The entries below are to be transcribed in full, without their images.
::: Records shown
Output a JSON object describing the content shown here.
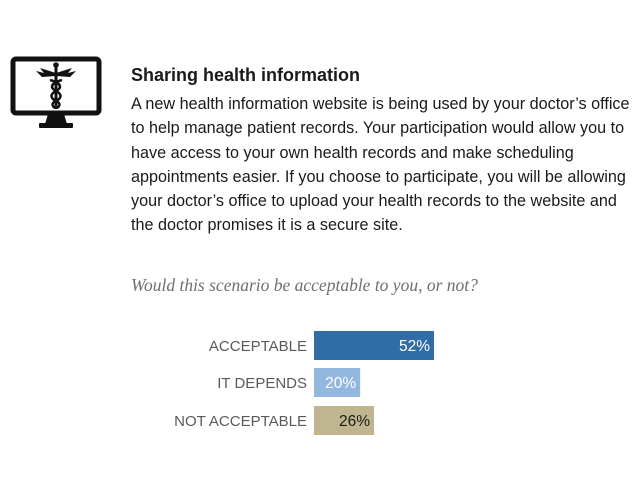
{
  "icon": "caduceus-monitor-icon",
  "card": {
    "title": "Sharing health information",
    "body": "A new health information website is being used by your doctor’s office to help manage patient records. Your participation would allow you to have access to your own health records and make scheduling appointments easier. If you choose to participate, you will be allowing your doctor’s office to upload your health records to the website and the doctor promises it is a secure site.",
    "question": "Would this scenario be acceptable to you, or not?"
  },
  "chart_data": {
    "type": "bar",
    "orientation": "horizontal",
    "categories": [
      "ACCEPTABLE",
      "IT DEPENDS",
      "NOT ACCEPTABLE"
    ],
    "values": [
      52,
      20,
      26
    ],
    "value_labels": [
      "52%",
      "20%",
      "26%"
    ],
    "colors": [
      "#2f6ca8",
      "#92b8df",
      "#bfb68f"
    ],
    "value_label_colors": [
      "#ffffff",
      "#ffffff",
      "#1a1a1a"
    ],
    "xlim": [
      0,
      100
    ],
    "grid": false,
    "legend": "none"
  }
}
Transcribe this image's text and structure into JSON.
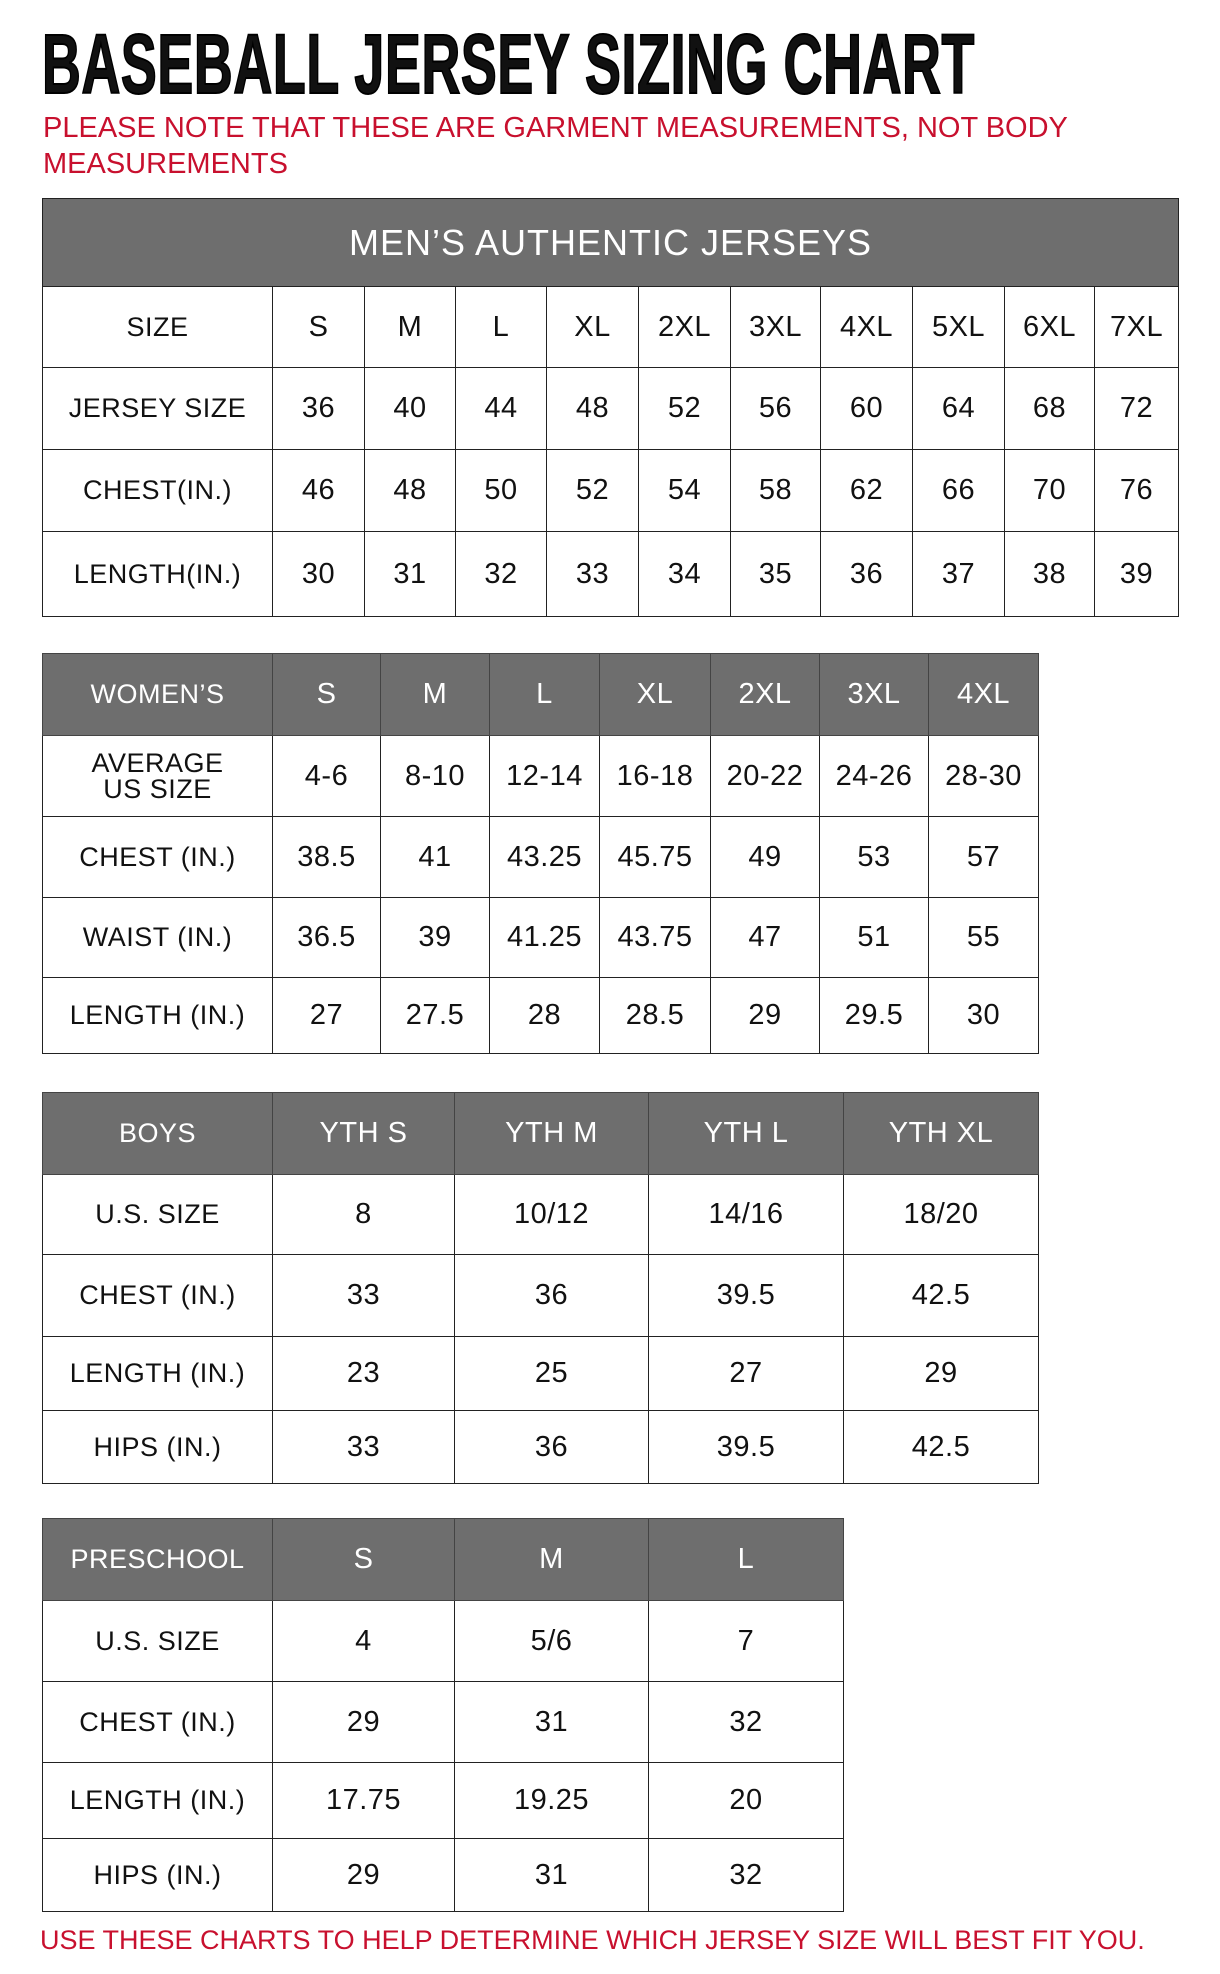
{
  "title": "BASEBALL JERSEY SIZING CHART",
  "note": "PLEASE NOTE THAT THESE ARE GARMENT MEASUREMENTS, NOT BODY MEASUREMENTS",
  "footer": "USE THESE CHARTS TO HELP DETERMINE WHICH JERSEY SIZE WILL BEST FIT YOU.",
  "colors": {
    "header_gray": "#6e6e6e",
    "note_red": "#c8102e"
  },
  "tables": [
    {
      "id": "mens",
      "banner": "MEN’S AUTHENTIC JERSEYS",
      "header": [
        "SIZE",
        "S",
        "M",
        "L",
        "XL",
        "2XL",
        "3XL",
        "4XL",
        "5XL",
        "6XL",
        "7XL"
      ],
      "header_gray": false,
      "rows": [
        [
          "JERSEY SIZE",
          "36",
          "40",
          "44",
          "48",
          "52",
          "56",
          "60",
          "64",
          "68",
          "72"
        ],
        [
          "CHEST(IN.)",
          "46",
          "48",
          "50",
          "52",
          "54",
          "58",
          "62",
          "66",
          "70",
          "76"
        ],
        [
          "LENGTH(IN.)",
          "30",
          "31",
          "32",
          "33",
          "34",
          "35",
          "36",
          "37",
          "38",
          "39"
        ]
      ]
    },
    {
      "id": "womens",
      "header": [
        "WOMEN’S",
        "S",
        "M",
        "L",
        "XL",
        "2XL",
        "3XL",
        "4XL"
      ],
      "header_gray": true,
      "rows": [
        [
          "AVERAGE US SIZE",
          "4-6",
          "8-10",
          "12-14",
          "16-18",
          "20-22",
          "24-26",
          "28-30"
        ],
        [
          "CHEST (IN.)",
          "38.5",
          "41",
          "43.25",
          "45.75",
          "49",
          "53",
          "57"
        ],
        [
          "WAIST (IN.)",
          "36.5",
          "39",
          "41.25",
          "43.75",
          "47",
          "51",
          "55"
        ],
        [
          "LENGTH (IN.)",
          "27",
          "27.5",
          "28",
          "28.5",
          "29",
          "29.5",
          "30"
        ]
      ]
    },
    {
      "id": "boys",
      "header": [
        "BOYS",
        "YTH S",
        "YTH M",
        "YTH L",
        "YTH XL"
      ],
      "header_gray": true,
      "rows": [
        [
          "U.S. SIZE",
          "8",
          "10/12",
          "14/16",
          "18/20"
        ],
        [
          "CHEST (IN.)",
          "33",
          "36",
          "39.5",
          "42.5"
        ],
        [
          "LENGTH (IN.)",
          "23",
          "25",
          "27",
          "29"
        ],
        [
          "HIPS (IN.)",
          "33",
          "36",
          "39.5",
          "42.5"
        ]
      ]
    },
    {
      "id": "preschool",
      "header": [
        "PRESCHOOL",
        "S",
        "M",
        "L"
      ],
      "header_gray": true,
      "rows": [
        [
          "U.S. SIZE",
          "4",
          "5/6",
          "7"
        ],
        [
          "CHEST (IN.)",
          "29",
          "31",
          "32"
        ],
        [
          "LENGTH (IN.)",
          "17.75",
          "19.25",
          "20"
        ],
        [
          "HIPS (IN.)",
          "29",
          "31",
          "32"
        ]
      ]
    }
  ]
}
::::::
◆ **Full answer**:
Output a JSON object describing the content shown here.
{
  "icon": "caduceus-monitor-icon",
  "card": {
    "title": "Sharing health information",
    "body": "A new health information website is being used by your doctor’s office to help manage patient records. Your participation would allow you to have access to your own health records and make scheduling appointments easier. If you choose to participate, you will be allowing your doctor’s office to upload your health records to the website and the doctor promises it is a secure site.",
    "question": "Would this scenario be acceptable to you, or not?"
  },
  "chart_data": {
    "type": "bar",
    "orientation": "horizontal",
    "categories": [
      "ACCEPTABLE",
      "IT DEPENDS",
      "NOT ACCEPTABLE"
    ],
    "values": [
      52,
      20,
      26
    ],
    "value_labels": [
      "52%",
      "20%",
      "26%"
    ],
    "colors": [
      "#2f6ca8",
      "#92b8df",
      "#bfb68f"
    ],
    "value_label_colors": [
      "#ffffff",
      "#ffffff",
      "#1a1a1a"
    ],
    "xlim": [
      0,
      100
    ],
    "grid": false,
    "legend": "none"
  }
}
Transcribe this image's text and structure into JSON.
{
  "title": "BASEBALL JERSEY SIZING CHART",
  "note": "PLEASE NOTE THAT THESE ARE GARMENT MEASUREMENTS, NOT BODY MEASUREMENTS",
  "footer": "USE THESE CHARTS TO HELP DETERMINE WHICH JERSEY SIZE WILL BEST FIT YOU.",
  "colors": {
    "header_gray": "#6e6e6e",
    "note_red": "#c8102e"
  },
  "tables": [
    {
      "id": "mens",
      "banner": "MEN’S AUTHENTIC JERSEYS",
      "header": [
        "SIZE",
        "S",
        "M",
        "L",
        "XL",
        "2XL",
        "3XL",
        "4XL",
        "5XL",
        "6XL",
        "7XL"
      ],
      "header_gray": false,
      "rows": [
        [
          "JERSEY SIZE",
          "36",
          "40",
          "44",
          "48",
          "52",
          "56",
          "60",
          "64",
          "68",
          "72"
        ],
        [
          "CHEST(IN.)",
          "46",
          "48",
          "50",
          "52",
          "54",
          "58",
          "62",
          "66",
          "70",
          "76"
        ],
        [
          "LENGTH(IN.)",
          "30",
          "31",
          "32",
          "33",
          "34",
          "35",
          "36",
          "37",
          "38",
          "39"
        ]
      ]
    },
    {
      "id": "womens",
      "header": [
        "WOMEN’S",
        "S",
        "M",
        "L",
        "XL",
        "2XL",
        "3XL",
        "4XL"
      ],
      "header_gray": true,
      "rows": [
        [
          "AVERAGE US SIZE",
          "4-6",
          "8-10",
          "12-14",
          "16-18",
          "20-22",
          "24-26",
          "28-30"
        ],
        [
          "CHEST (IN.)",
          "38.5",
          "41",
          "43.25",
          "45.75",
          "49",
          "53",
          "57"
        ],
        [
          "WAIST (IN.)",
          "36.5",
          "39",
          "41.25",
          "43.75",
          "47",
          "51",
          "55"
        ],
        [
          "LENGTH (IN.)",
          "27",
          "27.5",
          "28",
          "28.5",
          "29",
          "29.5",
          "30"
        ]
      ]
    },
    {
      "id": "boys",
      "header": [
        "BOYS",
        "YTH S",
        "YTH M",
        "YTH L",
        "YTH XL"
      ],
      "header_gray": true,
      "rows": [
        [
          "U.S. SIZE",
          "8",
          "10/12",
          "14/16",
          "18/20"
        ],
        [
          "CHEST (IN.)",
          "33",
          "36",
          "39.5",
          "42.5"
        ],
        [
          "LENGTH (IN.)",
          "23",
          "25",
          "27",
          "29"
        ],
        [
          "HIPS (IN.)",
          "33",
          "36",
          "39.5",
          "42.5"
        ]
      ]
    },
    {
      "id": "preschool",
      "header": [
        "PRESCHOOL",
        "S",
        "M",
        "L"
      ],
      "header_gray": true,
      "rows": [
        [
          "U.S. SIZE",
          "4",
          "5/6",
          "7"
        ],
        [
          "CHEST (IN.)",
          "29",
          "31",
          "32"
        ],
        [
          "LENGTH (IN.)",
          "17.75",
          "19.25",
          "20"
        ],
        [
          "HIPS (IN.)",
          "29",
          "31",
          "32"
        ]
      ]
    }
  ]
}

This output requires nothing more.